## What to work on:
Each record is to be printed again precisely as it reads.

## Supplied information:
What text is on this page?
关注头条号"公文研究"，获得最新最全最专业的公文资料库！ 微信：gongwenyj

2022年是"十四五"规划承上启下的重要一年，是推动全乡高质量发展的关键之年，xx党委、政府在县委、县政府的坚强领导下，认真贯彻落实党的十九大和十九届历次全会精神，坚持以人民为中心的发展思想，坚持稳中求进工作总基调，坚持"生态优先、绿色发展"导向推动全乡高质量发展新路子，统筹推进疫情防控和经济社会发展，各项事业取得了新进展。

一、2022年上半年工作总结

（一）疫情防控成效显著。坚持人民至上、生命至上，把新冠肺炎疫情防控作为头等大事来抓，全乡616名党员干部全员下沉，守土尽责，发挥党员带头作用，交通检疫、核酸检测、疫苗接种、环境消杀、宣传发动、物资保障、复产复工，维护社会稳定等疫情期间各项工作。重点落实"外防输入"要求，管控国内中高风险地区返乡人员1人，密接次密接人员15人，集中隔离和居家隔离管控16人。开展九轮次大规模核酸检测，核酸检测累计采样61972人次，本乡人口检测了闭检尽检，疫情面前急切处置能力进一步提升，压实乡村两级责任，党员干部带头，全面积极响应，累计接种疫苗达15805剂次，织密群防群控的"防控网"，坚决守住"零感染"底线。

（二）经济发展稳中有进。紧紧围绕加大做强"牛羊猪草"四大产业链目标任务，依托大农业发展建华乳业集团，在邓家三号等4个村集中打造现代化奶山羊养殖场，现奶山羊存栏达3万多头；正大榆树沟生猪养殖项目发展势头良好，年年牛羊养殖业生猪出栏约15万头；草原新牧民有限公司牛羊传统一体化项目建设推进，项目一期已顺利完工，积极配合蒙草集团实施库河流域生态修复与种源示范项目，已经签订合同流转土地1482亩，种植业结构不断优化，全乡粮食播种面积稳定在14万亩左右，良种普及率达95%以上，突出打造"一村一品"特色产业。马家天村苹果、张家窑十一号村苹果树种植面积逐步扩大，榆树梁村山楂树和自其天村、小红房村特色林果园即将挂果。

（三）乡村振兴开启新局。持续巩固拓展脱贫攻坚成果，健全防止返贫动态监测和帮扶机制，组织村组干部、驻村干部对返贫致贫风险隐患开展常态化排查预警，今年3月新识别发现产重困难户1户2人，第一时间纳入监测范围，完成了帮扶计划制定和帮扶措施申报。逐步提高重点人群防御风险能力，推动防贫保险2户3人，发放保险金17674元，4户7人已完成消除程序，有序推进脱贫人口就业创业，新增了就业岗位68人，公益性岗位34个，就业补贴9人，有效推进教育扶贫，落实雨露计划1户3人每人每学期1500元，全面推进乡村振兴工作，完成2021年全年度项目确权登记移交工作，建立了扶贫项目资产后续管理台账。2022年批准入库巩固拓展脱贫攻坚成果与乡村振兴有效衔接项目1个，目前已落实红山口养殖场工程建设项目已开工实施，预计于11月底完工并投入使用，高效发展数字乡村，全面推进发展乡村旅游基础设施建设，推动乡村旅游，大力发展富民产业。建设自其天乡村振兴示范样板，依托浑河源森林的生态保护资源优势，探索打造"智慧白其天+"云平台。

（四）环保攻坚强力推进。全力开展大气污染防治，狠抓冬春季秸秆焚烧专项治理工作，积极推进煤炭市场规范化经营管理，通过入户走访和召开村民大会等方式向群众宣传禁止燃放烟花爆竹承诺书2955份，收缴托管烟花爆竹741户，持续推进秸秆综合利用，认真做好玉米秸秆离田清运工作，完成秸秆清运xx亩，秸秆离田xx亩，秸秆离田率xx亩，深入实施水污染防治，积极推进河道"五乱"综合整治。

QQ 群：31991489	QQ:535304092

## Solution to this exercise:
What text is on this page?
关注头条号"公文研究"，获得最新最全最专业的公文资料库！ 微信：gongwenyj

2022年是"十四五"规划承上启下的重要一年，是推动全乡高质量发展的关键之年，xx党委、政府在县委、县政府的坚强领导下，认真贯彻落实党的十九大和十九届历次全会精神，坚持以人民为中心的发展思想，坚持稳中求进工作总基调，坚持"生态优先、绿色发展"导向推动全乡高质量发展新路子，统筹推进疫情防控和经济社会发展，各项事业取得了新进展。

一、2022年上半年工作总结

（一）疫情防控成效显著。坚持人民至上、生命至上，把新冠肺炎疫情防控作为头等大事来抓，全乡616名党员干部全员下沉，守土尽责，发挥党员带头作用，交通检疫、核酸检测、疫苗接种、环境消杀、宣传发动、物资保障、复产复工，维护社会稳定等疫情期间各项工作。重点落实"外防输入"要求，管控国内中高风险地区返乡人员1人，密接次密接人员15人，集中隔离和居家隔离管控16人。开展九轮次大规模核酸检测，核酸检测累计采样61972人次，本乡人口检测了闭检尽检，疫情面前急切处置能力进一步提升，压实乡村两级责任，党员干部带头，全面积极响应，累计接种疫苗达15805剂次，织密群防群控的"防控网"，坚决守住"零感染"底线。

（二）经济发展稳中有进。紧紧围绕加大做强"牛羊猪草"四大产业链目标任务，依托大农业发展建华乳业集团，在邓家三号等4个村集中打造现代化奶山羊养殖场，现奶山羊存栏达3万多头；正大榆树沟生猪养殖项目发展势头良好，年年牛羊养殖业生猪出栏约15万头；草原新牧民有限公司牛羊传统一体化项目建设推进，项目一期已顺利完工，积极配合蒙草集团实施库河流域生态修复与种源示范项目，已经签订合同流转土地1482亩，种植业结构不断优化，全乡粮食播种面积稳定在14万亩左右，良种普及率达95%以上，突出打造"一村一品"特色产业。马家天村苹果、张家窑十一号村苹果树种植面积逐步扩大，榆树梁村山楂树和自其天村、小红房村特色林果园即将挂果。

（三）乡村振兴开启新局。持续巩固拓展脱贫攻坚成果，健全防止返贫动态监测和帮扶机制，组织村组干部、驻村干部对返贫致贫风险隐患开展常态化排查预警，今年3月新识别发现产重困难户1户2人，第一时间纳入监测范围，完成了帮扶计划制定和帮扶措施申报。逐步提高重点人群防御风险能力，推动防贫保险2户3人，发放保险金17674元，4户7人已完成消除程序，有序推进脱贫人口就业创业，新增了就业岗位68人，公益性岗位34个，就业补贴9人，有效推进教育扶贫，落实雨露计划1户3人每人每学期1500元，全面推进乡村振兴工作，完成2021年全年度项目确权登记移交工作，建立了扶贫项目资产后续管理台账。2022年批准入库巩固拓展脱贫攻坚成果与乡村振兴有效衔接项目1个，目前已落实红山口养殖场工程建设项目已开工实施，预计于11月底完工并投入使用，高效发展数字乡村，全面推进发展乡村旅游基础设施建设，推动乡村旅游，大力发展富民产业。建设自其天乡村振兴示范样板，依托浑河源森林的生态保护资源优势，探索打造"智慧白其天+"云平台。

（四）环保攻坚强力推进。全力开展大气污染防治，狠抓冬春季秸秆焚烧专项治理工作，积极推进煤炭市场规范化经营管理，通过入户走访和召开村民大会等方式向群众宣传禁止燃放烟花爆竹承诺书2955份，收缴托管烟花爆竹741户，持续推进秸秆综合利用，认真做好玉米秸秆离田清运工作，完成秸秆清运xx亩，秸秆离田xx亩，秸秆离田率xx亩，深入实施水污染防治，积极推进河道"五乱"综合整治。

QQ 群：31991489	QQ:535304092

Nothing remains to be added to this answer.